◆ PROMPT
Lines containing the string "glabris" are to be counted; report the number and nothing more.

◆ LISTED RECORDS
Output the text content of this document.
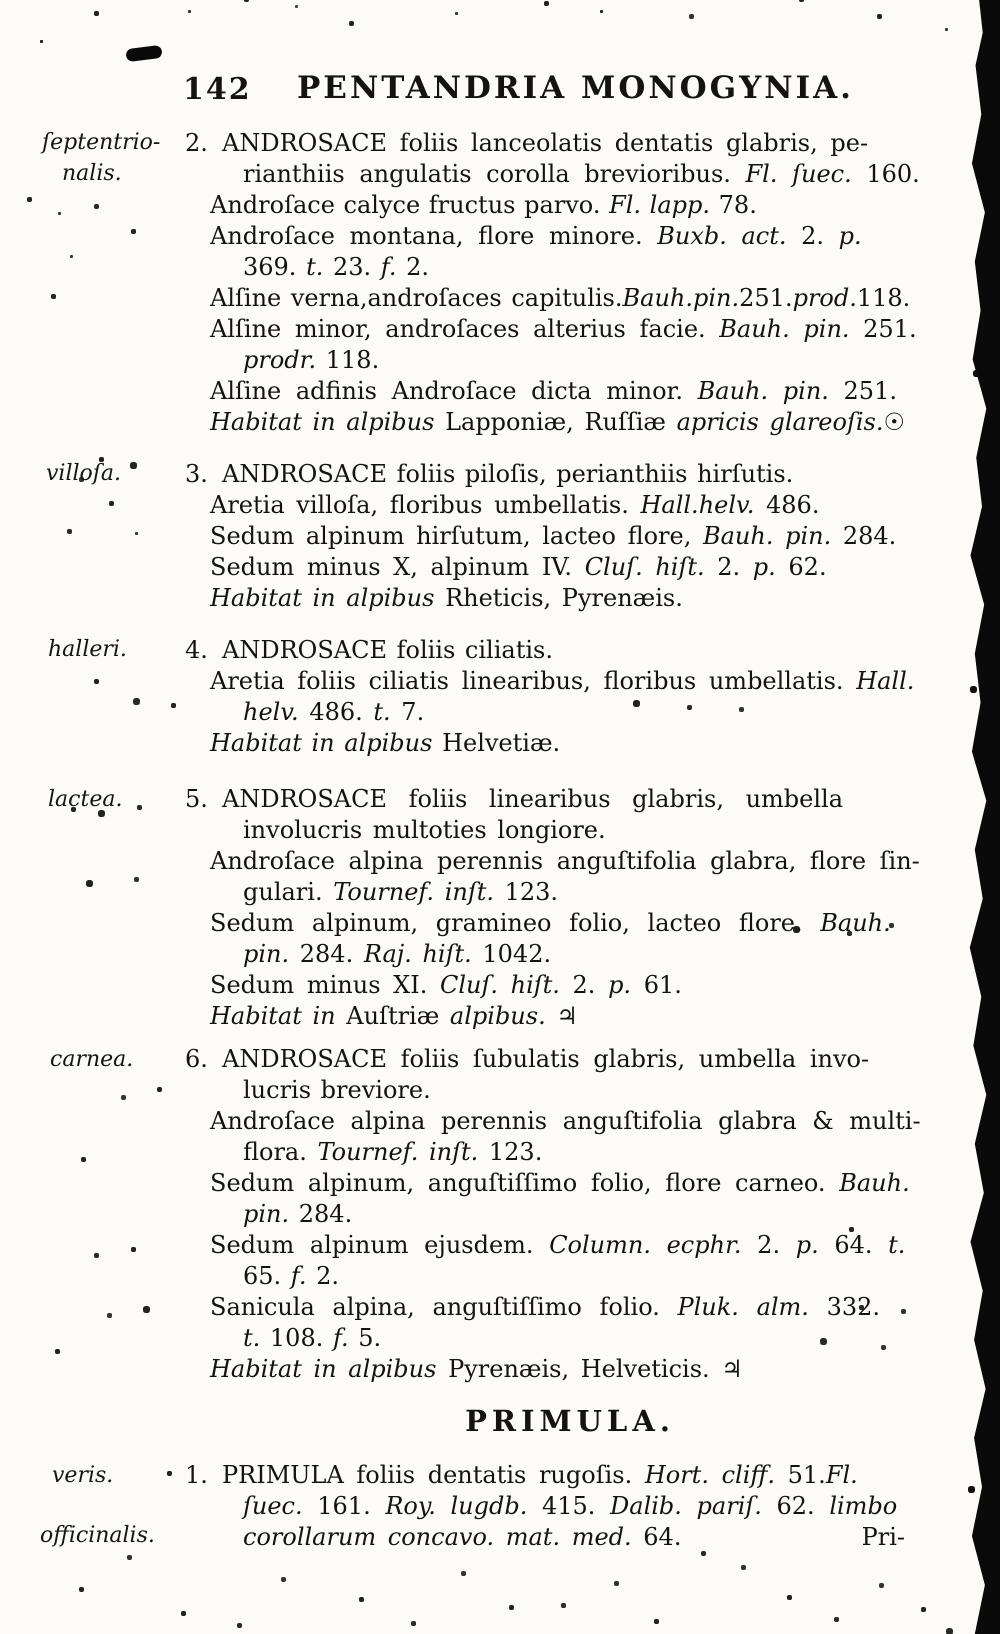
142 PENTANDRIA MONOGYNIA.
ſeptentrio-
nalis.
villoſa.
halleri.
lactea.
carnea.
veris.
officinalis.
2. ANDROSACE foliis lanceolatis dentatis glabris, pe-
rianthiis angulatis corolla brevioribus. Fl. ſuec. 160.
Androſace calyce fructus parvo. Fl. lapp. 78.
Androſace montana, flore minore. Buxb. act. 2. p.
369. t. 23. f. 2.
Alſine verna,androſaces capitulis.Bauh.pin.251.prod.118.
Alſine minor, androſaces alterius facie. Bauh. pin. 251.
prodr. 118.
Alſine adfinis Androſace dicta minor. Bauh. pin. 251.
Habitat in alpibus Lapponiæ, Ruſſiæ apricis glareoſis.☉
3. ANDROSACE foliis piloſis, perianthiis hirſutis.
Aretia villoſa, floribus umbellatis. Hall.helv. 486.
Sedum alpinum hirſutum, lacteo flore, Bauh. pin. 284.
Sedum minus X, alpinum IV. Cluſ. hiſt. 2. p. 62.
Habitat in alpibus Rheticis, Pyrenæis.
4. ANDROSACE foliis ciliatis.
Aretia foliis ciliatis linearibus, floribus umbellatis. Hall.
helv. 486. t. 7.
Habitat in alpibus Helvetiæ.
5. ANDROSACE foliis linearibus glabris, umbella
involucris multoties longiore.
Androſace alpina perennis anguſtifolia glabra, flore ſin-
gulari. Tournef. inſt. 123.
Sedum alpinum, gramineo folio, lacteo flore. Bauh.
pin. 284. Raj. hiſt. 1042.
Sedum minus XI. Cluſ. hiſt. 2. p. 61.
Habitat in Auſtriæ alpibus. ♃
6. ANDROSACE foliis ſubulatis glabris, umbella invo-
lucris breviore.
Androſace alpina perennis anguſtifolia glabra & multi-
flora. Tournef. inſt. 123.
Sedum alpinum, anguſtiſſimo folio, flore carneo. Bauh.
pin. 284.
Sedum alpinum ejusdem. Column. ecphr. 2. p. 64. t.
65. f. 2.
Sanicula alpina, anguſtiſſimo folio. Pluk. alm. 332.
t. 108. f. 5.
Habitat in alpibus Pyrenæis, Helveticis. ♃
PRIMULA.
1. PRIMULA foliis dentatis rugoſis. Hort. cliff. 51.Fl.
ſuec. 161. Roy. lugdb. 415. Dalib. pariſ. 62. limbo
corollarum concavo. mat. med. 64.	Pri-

---

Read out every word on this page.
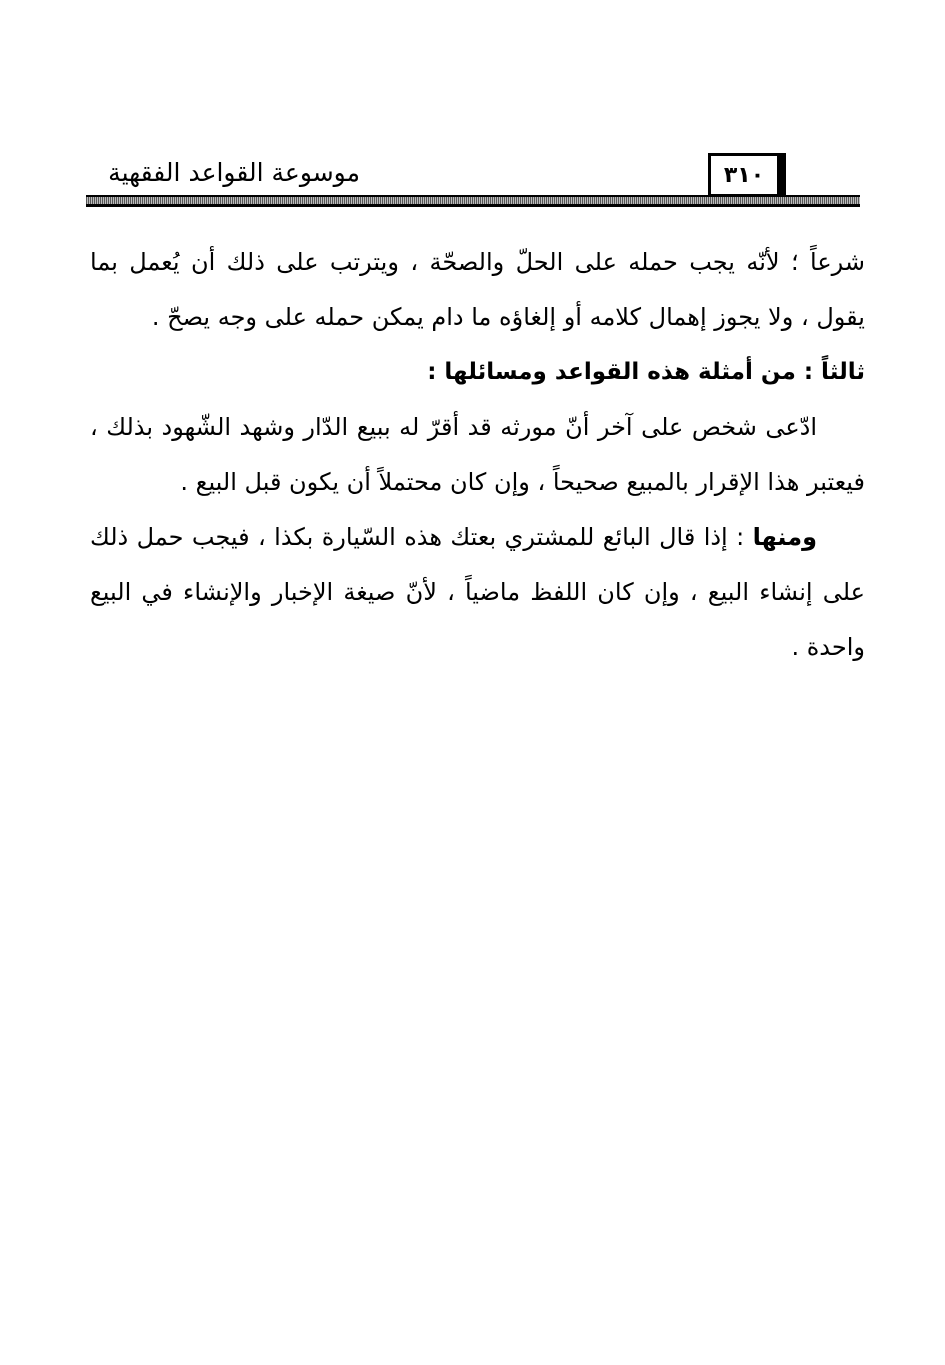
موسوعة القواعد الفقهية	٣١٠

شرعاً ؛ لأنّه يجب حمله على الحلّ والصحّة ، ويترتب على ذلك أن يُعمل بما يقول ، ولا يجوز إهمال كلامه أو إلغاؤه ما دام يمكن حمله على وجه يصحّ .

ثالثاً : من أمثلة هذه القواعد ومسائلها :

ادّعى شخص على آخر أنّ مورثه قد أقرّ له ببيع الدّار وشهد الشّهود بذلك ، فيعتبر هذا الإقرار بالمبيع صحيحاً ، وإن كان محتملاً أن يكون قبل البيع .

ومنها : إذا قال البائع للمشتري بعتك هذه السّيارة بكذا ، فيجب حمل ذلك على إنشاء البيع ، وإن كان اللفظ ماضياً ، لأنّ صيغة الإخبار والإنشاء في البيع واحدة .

◆ EXERCISE OUTPUT
3